* [Records]:
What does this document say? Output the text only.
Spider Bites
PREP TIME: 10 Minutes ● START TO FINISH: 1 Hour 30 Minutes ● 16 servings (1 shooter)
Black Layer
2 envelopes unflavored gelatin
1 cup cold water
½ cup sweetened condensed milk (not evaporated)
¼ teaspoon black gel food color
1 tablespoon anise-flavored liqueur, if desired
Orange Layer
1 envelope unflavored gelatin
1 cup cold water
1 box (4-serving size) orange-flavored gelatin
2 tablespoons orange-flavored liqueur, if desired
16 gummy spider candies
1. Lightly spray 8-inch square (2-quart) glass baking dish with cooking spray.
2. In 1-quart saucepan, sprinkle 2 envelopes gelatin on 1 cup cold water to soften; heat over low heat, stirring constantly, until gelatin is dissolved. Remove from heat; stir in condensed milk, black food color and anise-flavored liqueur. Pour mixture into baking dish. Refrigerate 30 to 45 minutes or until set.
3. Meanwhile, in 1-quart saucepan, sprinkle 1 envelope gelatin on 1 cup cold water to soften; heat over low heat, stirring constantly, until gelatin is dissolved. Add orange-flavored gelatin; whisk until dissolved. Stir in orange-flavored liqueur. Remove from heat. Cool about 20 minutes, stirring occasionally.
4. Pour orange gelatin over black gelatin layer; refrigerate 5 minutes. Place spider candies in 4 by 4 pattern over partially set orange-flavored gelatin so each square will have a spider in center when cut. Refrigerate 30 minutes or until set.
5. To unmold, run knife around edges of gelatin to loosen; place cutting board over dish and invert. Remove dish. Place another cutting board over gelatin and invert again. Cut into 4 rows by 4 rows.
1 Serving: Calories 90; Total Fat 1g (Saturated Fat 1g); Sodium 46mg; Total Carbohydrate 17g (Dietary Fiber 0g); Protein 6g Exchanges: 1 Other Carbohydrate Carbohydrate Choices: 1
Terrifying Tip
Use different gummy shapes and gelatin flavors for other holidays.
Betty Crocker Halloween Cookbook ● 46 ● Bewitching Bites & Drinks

...

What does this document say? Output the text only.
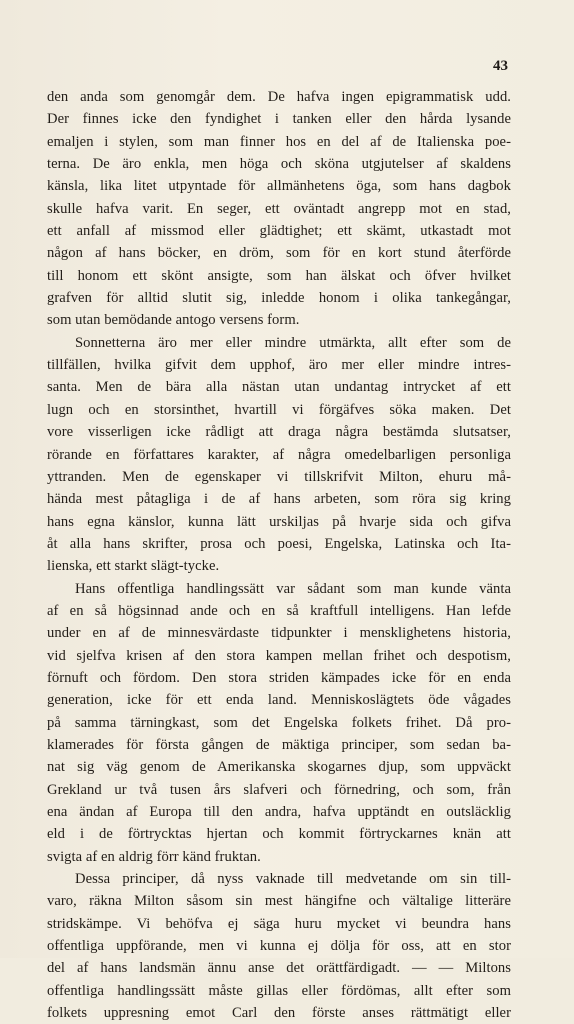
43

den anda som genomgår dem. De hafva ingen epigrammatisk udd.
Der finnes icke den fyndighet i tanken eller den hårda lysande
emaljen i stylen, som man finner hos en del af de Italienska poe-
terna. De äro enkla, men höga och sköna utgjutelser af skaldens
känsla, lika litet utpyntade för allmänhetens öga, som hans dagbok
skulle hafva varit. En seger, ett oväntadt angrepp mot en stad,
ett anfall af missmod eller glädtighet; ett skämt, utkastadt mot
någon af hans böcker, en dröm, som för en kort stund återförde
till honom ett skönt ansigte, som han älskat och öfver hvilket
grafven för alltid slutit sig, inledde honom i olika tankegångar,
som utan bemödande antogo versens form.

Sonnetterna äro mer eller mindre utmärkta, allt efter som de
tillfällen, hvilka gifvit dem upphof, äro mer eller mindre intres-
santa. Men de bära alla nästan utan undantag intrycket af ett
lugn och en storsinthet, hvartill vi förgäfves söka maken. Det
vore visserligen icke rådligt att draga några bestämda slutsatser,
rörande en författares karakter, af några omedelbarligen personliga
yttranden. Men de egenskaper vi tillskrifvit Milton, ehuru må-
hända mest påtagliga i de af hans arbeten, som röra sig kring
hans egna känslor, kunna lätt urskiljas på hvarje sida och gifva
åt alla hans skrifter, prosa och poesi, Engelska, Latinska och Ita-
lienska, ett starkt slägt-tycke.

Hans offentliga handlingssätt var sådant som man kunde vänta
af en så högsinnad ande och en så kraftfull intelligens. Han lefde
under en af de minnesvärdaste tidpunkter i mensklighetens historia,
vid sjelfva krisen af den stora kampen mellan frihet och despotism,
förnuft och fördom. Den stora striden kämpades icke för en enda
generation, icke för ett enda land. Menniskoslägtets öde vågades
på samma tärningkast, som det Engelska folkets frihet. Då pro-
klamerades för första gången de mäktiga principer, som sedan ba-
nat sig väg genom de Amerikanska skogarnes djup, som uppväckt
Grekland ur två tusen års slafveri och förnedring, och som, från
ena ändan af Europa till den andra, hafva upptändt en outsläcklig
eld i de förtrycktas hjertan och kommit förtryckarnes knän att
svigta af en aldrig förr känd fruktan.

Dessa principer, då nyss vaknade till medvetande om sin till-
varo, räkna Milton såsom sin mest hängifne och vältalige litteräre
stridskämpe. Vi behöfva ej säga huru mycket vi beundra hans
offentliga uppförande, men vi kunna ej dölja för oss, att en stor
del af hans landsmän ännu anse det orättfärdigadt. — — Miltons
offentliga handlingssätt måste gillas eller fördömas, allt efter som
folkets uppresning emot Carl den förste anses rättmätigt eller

* [What the exercise asks]: Could you return all lines from the records that include the word "baking"?

* [Exercise result]:
1. Lightly spray 8-inch square (2-quart) glass baking dish with cooking spray.
2. In 1-quart saucepan, sprinkle 2 envelopes gelatin on 1 cup cold water to soften; heat over low heat, stirring constantly, until gelatin is dissolved. Remove from heat; stir in condensed milk, black food color and anise-flavored liqueur. Pour mixture into baking dish. Refrigerate 30 to 45 minutes or until set.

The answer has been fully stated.